TASK TO COMPLETE: Only lines holding the word "text" should be copied from the material.

[Dataset records]

----

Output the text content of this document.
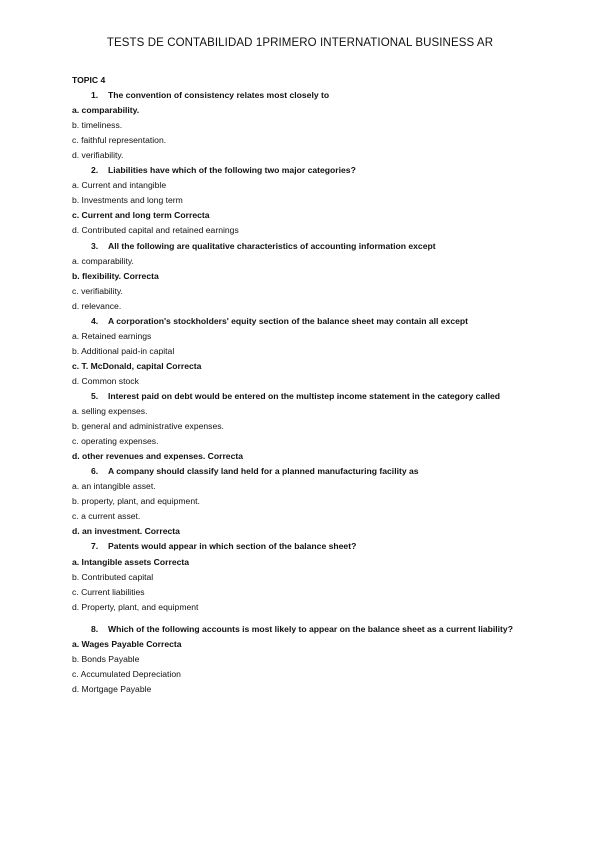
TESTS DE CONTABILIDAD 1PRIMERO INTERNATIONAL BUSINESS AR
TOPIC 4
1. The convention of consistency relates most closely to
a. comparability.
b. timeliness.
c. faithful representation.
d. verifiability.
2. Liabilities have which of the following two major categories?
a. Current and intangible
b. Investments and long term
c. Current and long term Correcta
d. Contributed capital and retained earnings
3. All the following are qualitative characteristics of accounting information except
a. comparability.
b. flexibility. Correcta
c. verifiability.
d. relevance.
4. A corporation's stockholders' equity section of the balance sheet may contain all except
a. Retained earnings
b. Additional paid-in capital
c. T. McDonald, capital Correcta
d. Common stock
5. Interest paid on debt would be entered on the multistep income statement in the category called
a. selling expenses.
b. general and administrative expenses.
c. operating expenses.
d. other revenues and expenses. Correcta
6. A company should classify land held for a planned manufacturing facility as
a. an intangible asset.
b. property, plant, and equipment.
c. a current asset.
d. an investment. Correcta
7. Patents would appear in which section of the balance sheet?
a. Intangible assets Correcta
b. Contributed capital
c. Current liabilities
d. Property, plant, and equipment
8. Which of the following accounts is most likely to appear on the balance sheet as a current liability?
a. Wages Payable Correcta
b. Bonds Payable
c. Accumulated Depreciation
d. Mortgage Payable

----

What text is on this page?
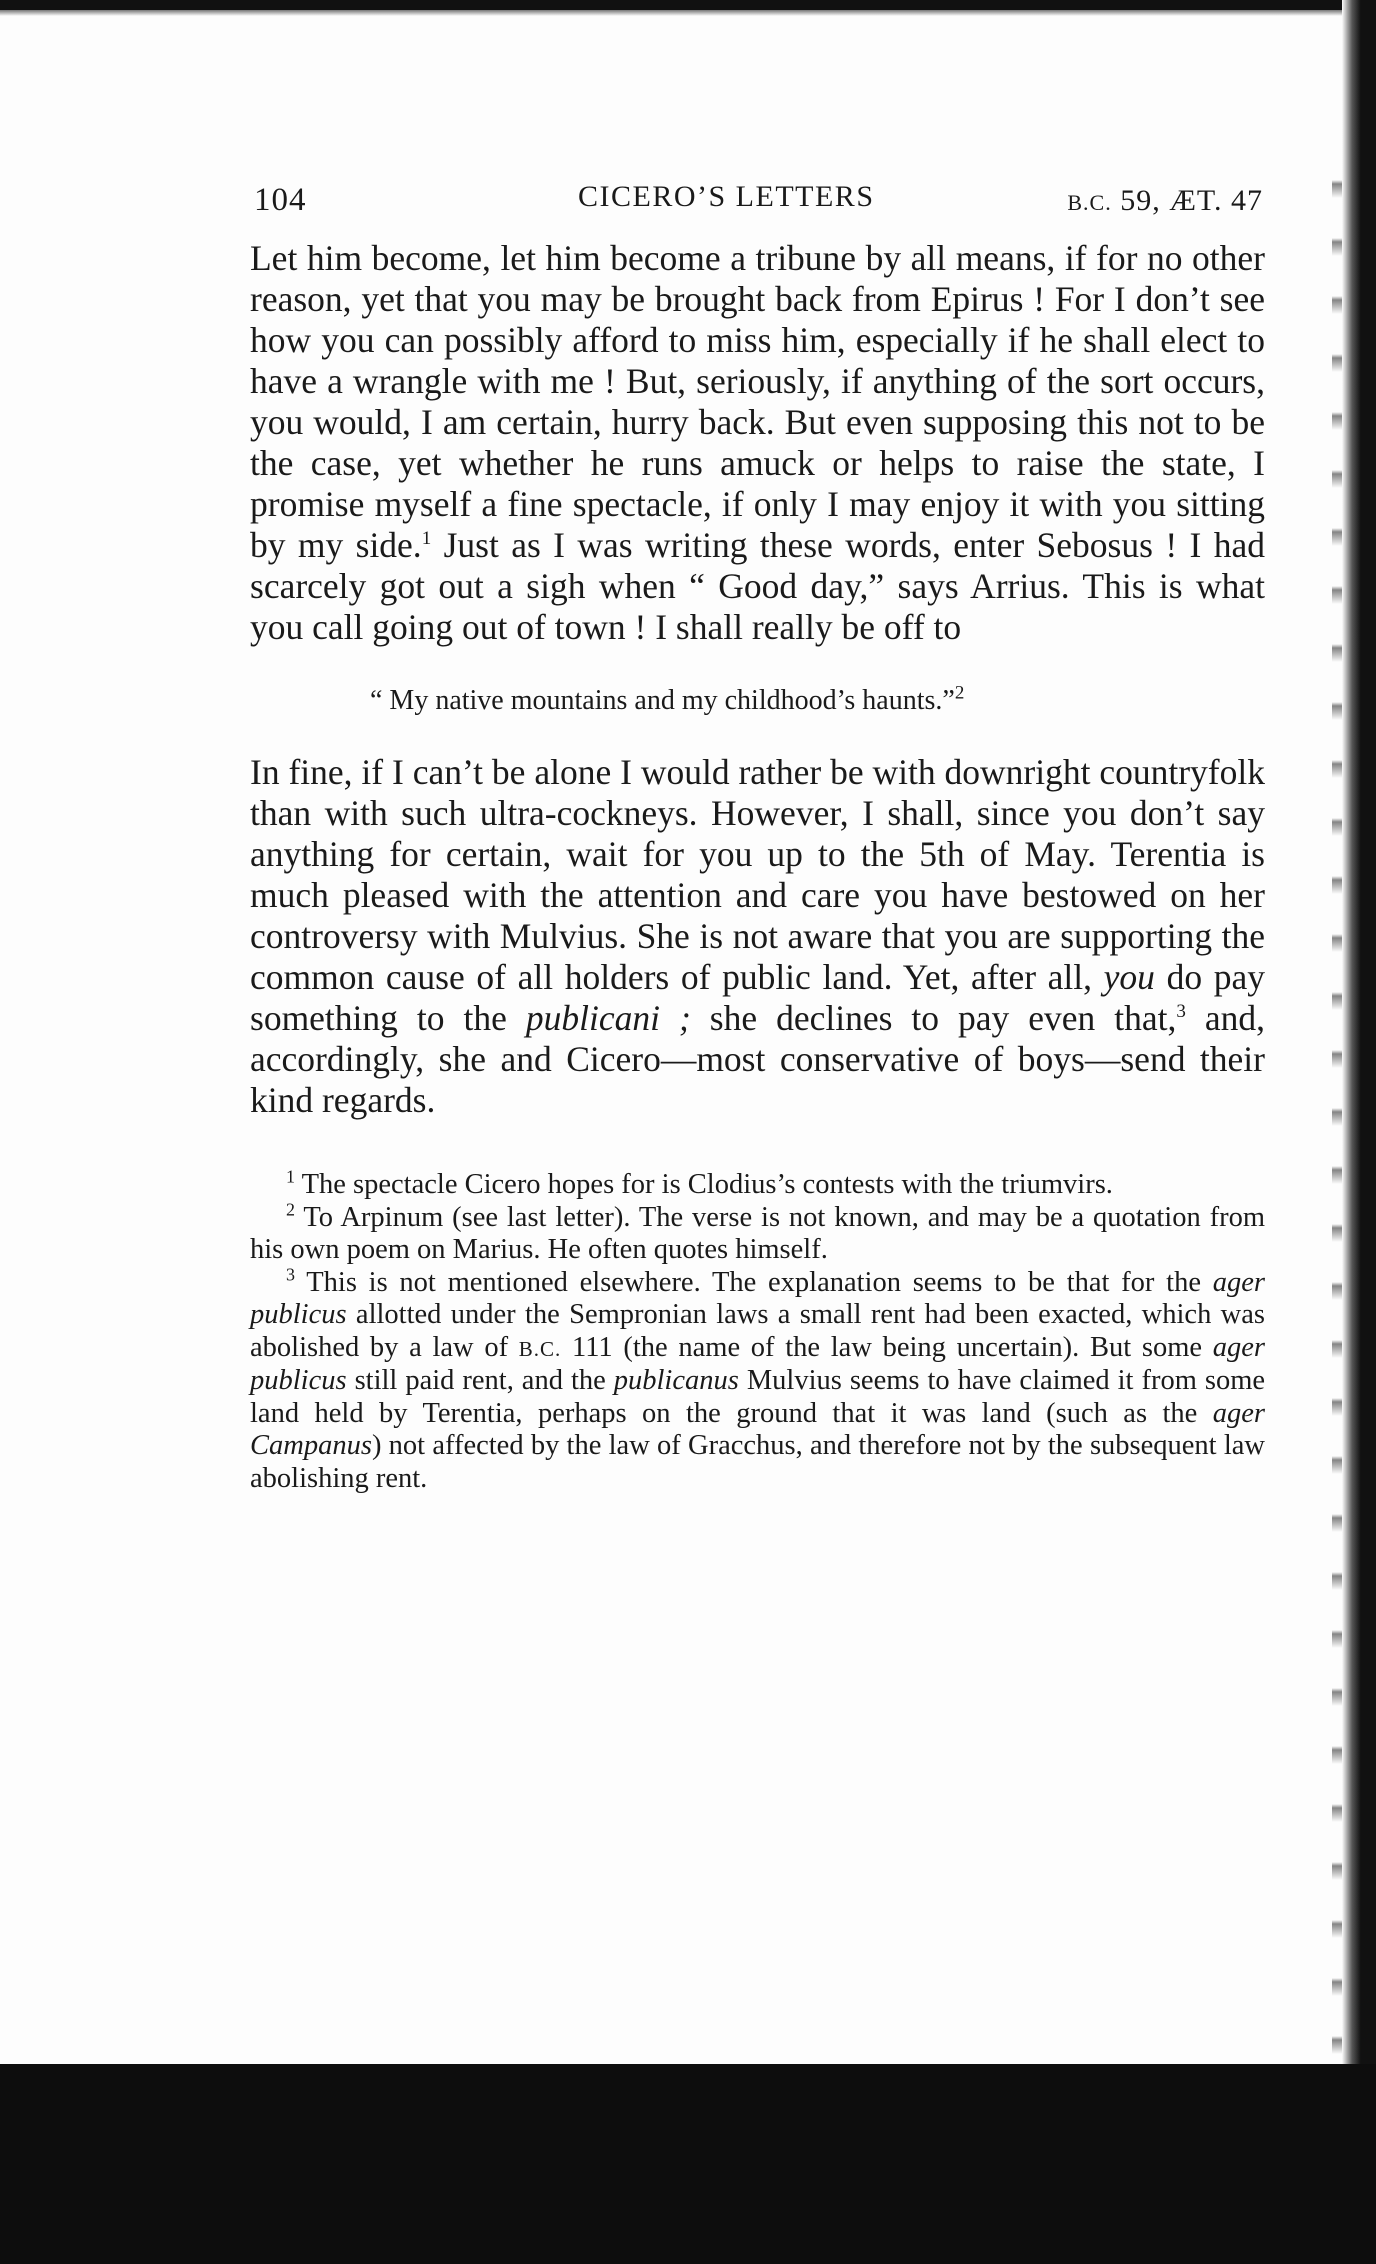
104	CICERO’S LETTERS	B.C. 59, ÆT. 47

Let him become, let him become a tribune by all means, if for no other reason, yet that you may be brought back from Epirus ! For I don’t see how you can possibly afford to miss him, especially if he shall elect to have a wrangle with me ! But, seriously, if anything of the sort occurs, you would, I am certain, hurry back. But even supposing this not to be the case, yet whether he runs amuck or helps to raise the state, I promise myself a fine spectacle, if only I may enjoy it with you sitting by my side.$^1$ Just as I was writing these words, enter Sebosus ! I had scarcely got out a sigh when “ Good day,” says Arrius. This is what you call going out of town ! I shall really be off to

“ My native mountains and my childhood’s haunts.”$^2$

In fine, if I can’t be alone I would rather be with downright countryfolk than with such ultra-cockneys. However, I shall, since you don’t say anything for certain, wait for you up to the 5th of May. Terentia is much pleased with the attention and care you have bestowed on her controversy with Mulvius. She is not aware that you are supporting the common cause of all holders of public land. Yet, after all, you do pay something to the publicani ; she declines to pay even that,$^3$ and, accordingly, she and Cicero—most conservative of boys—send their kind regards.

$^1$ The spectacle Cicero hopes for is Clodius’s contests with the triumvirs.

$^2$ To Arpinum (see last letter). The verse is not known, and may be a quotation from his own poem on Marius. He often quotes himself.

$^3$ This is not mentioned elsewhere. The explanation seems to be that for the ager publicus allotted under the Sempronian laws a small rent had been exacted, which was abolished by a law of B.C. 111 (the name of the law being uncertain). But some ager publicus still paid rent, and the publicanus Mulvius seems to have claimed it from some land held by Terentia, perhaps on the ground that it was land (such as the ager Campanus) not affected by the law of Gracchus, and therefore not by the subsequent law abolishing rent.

----

TASK RESULT:
Output the text content of this document.
What text is on this page?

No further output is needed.